━━ Bacaan ━━

Seperti diketahui aturan teknis penawaran WKP itu tertuang dalam Peraturan Menteri ESDM Nomor 37 Tahun 2018 tentang Penawaran Wilayah Kerja Panas Bumi, Pemberian Izin Panas Bumi dan Penugasan Pengusahaan Panas Bumi.
Harris mengatakan perombakan itu berkaitan dengan pemangkasan dana jaminan hingga pemadatan waktu pelelangan. Inisiatif itu diharapkan dapat meningkatkan gairah industri hulu panas bumi selepas terbitnya Perpres 112 yang telah banyak memberi insentif untuk pengembangan energi baru terbarukan (EBT).
“Untuk [uang] jaminan lelang dari 1 miliar dollar AS hingga 2 miliar dollar AS tergantung kapasitas akan diubah mungkin hanya 5.000 dollar AS, ini sudah sangat rendah sebenarnya untuk jaminan,” kata Harris.
Selain itu, lanjut dia, kementeriannya juga tengah berupaya untuk meringkas durasi waktu lelang dari yang biasanya mencapai 5 bulan hingga 6 bulan dipersingkat minimal menjadi 1 bulan.
Di sisi lain, ESDM mengamanatkan setiap perusahaan yang ingin ikut lelang WKP sudah lebih dahulu memiliki kemitraan sebelum izin panas bumi atau IPB diterbitkan. Hal itu, kata dia, untuk memastikan pemenang lelang dapat menyelesaikan komitmen investasi dan kerja untuk WKP itu dengan optimal nantinya.
“Ini kemitraan dengan BUMN diminta, kalau sekarang kan belum disyaratkan, nanti sebelum IPB keluar diharapkan sudah kemitraan terbentuk lebih terjamin pelaksanaannya,” kata dia.

━━━
━━ Informasi yang Diberikan ━━

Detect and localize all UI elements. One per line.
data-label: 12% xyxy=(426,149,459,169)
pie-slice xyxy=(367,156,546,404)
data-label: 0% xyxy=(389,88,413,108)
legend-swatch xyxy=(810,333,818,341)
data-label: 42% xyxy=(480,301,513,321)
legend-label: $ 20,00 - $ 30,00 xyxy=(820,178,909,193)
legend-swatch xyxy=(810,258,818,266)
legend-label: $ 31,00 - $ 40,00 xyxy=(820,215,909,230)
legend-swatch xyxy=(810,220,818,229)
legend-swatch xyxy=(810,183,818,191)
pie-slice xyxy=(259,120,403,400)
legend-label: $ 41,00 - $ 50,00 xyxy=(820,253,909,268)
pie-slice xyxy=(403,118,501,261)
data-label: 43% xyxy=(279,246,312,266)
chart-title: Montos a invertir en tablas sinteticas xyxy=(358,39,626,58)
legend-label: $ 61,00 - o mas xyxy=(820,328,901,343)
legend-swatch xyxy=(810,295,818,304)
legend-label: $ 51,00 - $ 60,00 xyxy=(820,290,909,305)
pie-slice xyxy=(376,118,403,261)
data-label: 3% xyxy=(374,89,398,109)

━━━

# Tugas yang Diberikan 1:
Menurut bacaan tentang lelang wilayah kerja panas bumi, paling singkat menjadi berapa lama durasi lelang akan dipersingkat?
# Tugas yang Diberikan 2:
Salin bagian bacaan tentang lelang panas bumi yang dibuka dengan kata-kata berisi "Selain itu, lanjut" dan ditutup dengan "menjadi 1 bulan.", lalu tukar "meringkas" dengan "memperpendek".

# Jawaban yang Benar 1:
Minimal menjadi 1 bulan.

# Jawaban yang Benar 2:
Selain itu, lanjut dia, kementeriannya juga tengah berupaya untuk memperpendek durasi waktu lelang dari yang biasanya mencapai 5 bulan hingga 6 bulan dipersingkat minimal menjadi 1 bulan.